_What this task involves_. Transcribe the material word for word, but without the images.

(Recorded data)
==============================
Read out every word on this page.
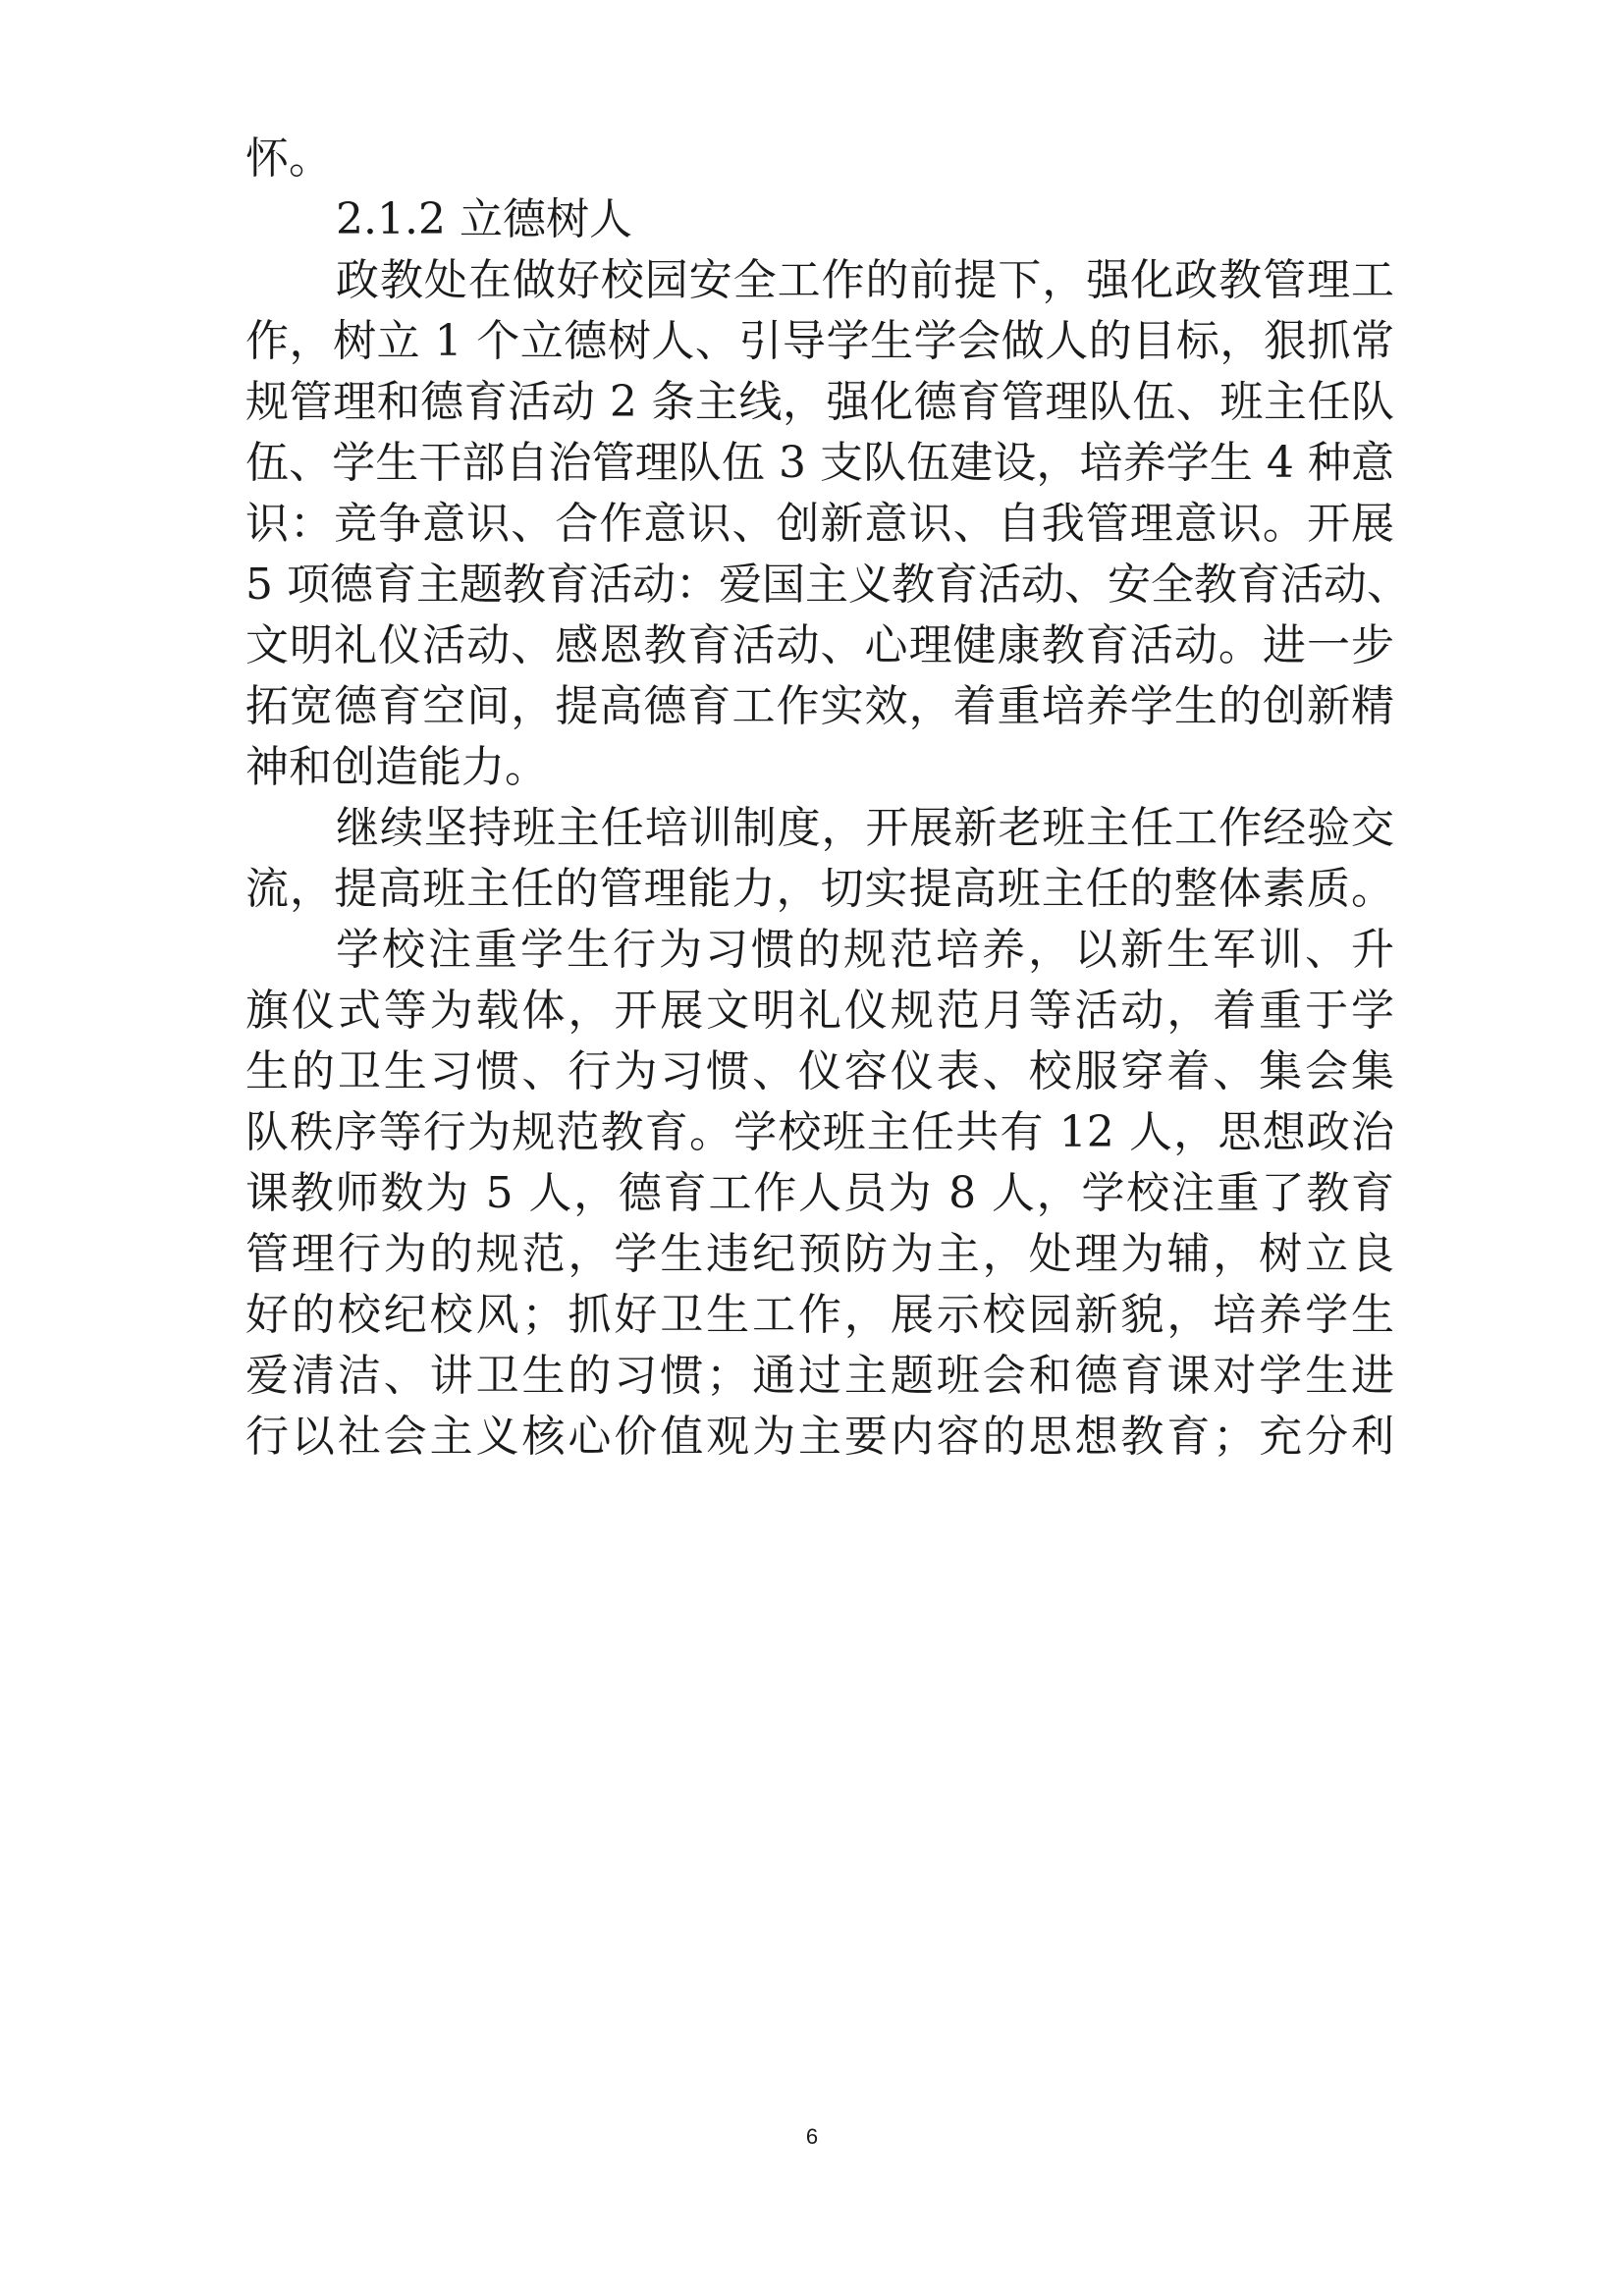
怀。
2.1.2 立德树人
政教处在做好校园安全工作的前提下，强化政教管理工
作，树立 1 个立德树人、引导学生学会做人的目标，狠抓常
规管理和德育活动 2 条主线，强化德育管理队伍、班主任队
伍、学生干部自治管理队伍 3 支队伍建设，培养学生 4 种意
识：竞争意识、合作意识、创新意识、自我管理意识。开展
5 项德育主题教育活动：爱国主义教育活动、安全教育活动、
文明礼仪活动、感恩教育活动、心理健康教育活动。进一步
拓宽德育空间，提高德育工作实效，着重培养学生的创新精
神和创造能力。
继续坚持班主任培训制度，开展新老班主任工作经验交
流，提高班主任的管理能力，切实提高班主任的整体素质。
学校注重学生行为习惯的规范培养，以新生军训、升
旗仪式等为载体，开展文明礼仪规范月等活动，着重于学
生的卫生习惯、行为习惯、仪容仪表、校服穿着、集会集
队秩序等行为规范教育。学校班主任共有 12 人，思想政治
课教师数为 5 人，德育工作人员为 8 人，学校注重了教育
管理行为的规范，学生违纪预防为主，处理为辅，树立良
好的校纪校风；抓好卫生工作，展示校园新貌，培养学生
爱清洁、讲卫生的习惯；通过主题班会和德育课对学生进
行以社会主义核心价值观为主要内容的思想教育；充分利
6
==============================
_Task answer_.
Read out every word on this page.
怀。
2.1.2 立德树人
政教处在做好校园安全工作的前提下，强化政教管理工
作，树立 1 个立德树人、引导学生学会做人的目标，狠抓常
规管理和德育活动 2 条主线，强化德育管理队伍、班主任队
伍、学生干部自治管理队伍 3 支队伍建设，培养学生 4 种意
识：竞争意识、合作意识、创新意识、自我管理意识。开展
5 项德育主题教育活动：爱国主义教育活动、安全教育活动、
文明礼仪活动、感恩教育活动、心理健康教育活动。进一步
拓宽德育空间，提高德育工作实效，着重培养学生的创新精
神和创造能力。
继续坚持班主任培训制度，开展新老班主任工作经验交
流，提高班主任的管理能力，切实提高班主任的整体素质。
学校注重学生行为习惯的规范培养，以新生军训、升
旗仪式等为载体，开展文明礼仪规范月等活动，着重于学
生的卫生习惯、行为习惯、仪容仪表、校服穿着、集会集
队秩序等行为规范教育。学校班主任共有 12 人，思想政治
课教师数为 5 人，德育工作人员为 8 人，学校注重了教育
管理行为的规范，学生违纪预防为主，处理为辅，树立良
好的校纪校风；抓好卫生工作，展示校园新貌，培养学生
爱清洁、讲卫生的习惯；通过主题班会和德育课对学生进
行以社会主义核心价值观为主要内容的思想教育；充分利
6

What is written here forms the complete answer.